● Problem to work on
Copy every line of the data exactly, leaving nothing out.

Start

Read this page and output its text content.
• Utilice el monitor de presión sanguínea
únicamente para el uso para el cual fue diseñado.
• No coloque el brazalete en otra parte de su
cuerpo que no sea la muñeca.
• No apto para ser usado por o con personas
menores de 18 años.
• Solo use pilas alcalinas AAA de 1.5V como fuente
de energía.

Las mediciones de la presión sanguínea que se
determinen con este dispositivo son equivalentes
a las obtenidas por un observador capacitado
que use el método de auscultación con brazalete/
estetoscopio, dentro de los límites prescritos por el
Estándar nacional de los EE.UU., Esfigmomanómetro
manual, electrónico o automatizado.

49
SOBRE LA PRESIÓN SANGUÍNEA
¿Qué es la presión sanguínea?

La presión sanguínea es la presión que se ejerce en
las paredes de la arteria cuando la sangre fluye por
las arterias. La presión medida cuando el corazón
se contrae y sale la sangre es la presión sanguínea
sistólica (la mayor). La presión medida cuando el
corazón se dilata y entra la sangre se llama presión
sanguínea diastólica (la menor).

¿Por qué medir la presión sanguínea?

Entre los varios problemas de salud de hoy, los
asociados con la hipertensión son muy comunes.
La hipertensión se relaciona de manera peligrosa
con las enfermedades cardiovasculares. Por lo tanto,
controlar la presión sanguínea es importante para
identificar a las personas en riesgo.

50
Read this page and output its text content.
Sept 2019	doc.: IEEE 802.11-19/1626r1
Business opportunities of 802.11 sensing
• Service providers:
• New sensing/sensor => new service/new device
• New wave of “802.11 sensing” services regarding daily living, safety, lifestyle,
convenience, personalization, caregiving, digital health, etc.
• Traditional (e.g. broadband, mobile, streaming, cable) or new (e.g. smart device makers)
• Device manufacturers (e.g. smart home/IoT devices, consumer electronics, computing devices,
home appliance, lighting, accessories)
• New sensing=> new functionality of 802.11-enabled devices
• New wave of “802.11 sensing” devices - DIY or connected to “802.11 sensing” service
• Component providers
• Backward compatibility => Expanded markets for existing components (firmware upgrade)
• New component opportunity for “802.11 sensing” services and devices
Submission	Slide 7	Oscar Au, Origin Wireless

End

● Answer to the task
Read this page and output its text content.
• Utilice el monitor de presión sanguínea
únicamente para el uso para el cual fue diseñado.
• No coloque el brazalete en otra parte de su
cuerpo que no sea la muñeca.
• No apto para ser usado por o con personas
menores de 18 años.
• Solo use pilas alcalinas AAA de 1.5V como fuente
de energía.

Las mediciones de la presión sanguínea que se
determinen con este dispositivo son equivalentes
a las obtenidas por un observador capacitado
que use el método de auscultación con brazalete/
estetoscopio, dentro de los límites prescritos por el
Estándar nacional de los EE.UU., Esfigmomanómetro
manual, electrónico o automatizado.

49
SOBRE LA PRESIÓN SANGUÍNEA
¿Qué es la presión sanguínea?

La presión sanguínea es la presión que se ejerce en
las paredes de la arteria cuando la sangre fluye por
las arterias. La presión medida cuando el corazón
se contrae y sale la sangre es la presión sanguínea
sistólica (la mayor). La presión medida cuando el
corazón se dilata y entra la sangre se llama presión
sanguínea diastólica (la menor).

¿Por qué medir la presión sanguínea?

Entre los varios problemas de salud de hoy, los
asociados con la hipertensión son muy comunes.
La hipertensión se relaciona de manera peligrosa
con las enfermedades cardiovasculares. Por lo tanto,
controlar la presión sanguínea es importante para
identificar a las personas en riesgo.

50
Read this page and output its text content.
Sept 2019	doc.: IEEE 802.11-19/1626r1
Business opportunities of 802.11 sensing
• Service providers:
• New sensing/sensor => new service/new device
• New wave of “802.11 sensing” services regarding daily living, safety, lifestyle,
convenience, personalization, caregiving, digital health, etc.
• Traditional (e.g. broadband, mobile, streaming, cable) or new (e.g. smart device makers)
• Device manufacturers (e.g. smart home/IoT devices, consumer electronics, computing devices,
home appliance, lighting, accessories)
• New sensing=> new functionality of 802.11-enabled devices
• New wave of “802.11 sensing” devices - DIY or connected to “802.11 sensing” service
• Component providers
• Backward compatibility => Expanded markets for existing components (firmware upgrade)
• New component opportunity for “802.11 sensing” services and devices
Submission	Slide 7	Oscar Au, Origin Wireless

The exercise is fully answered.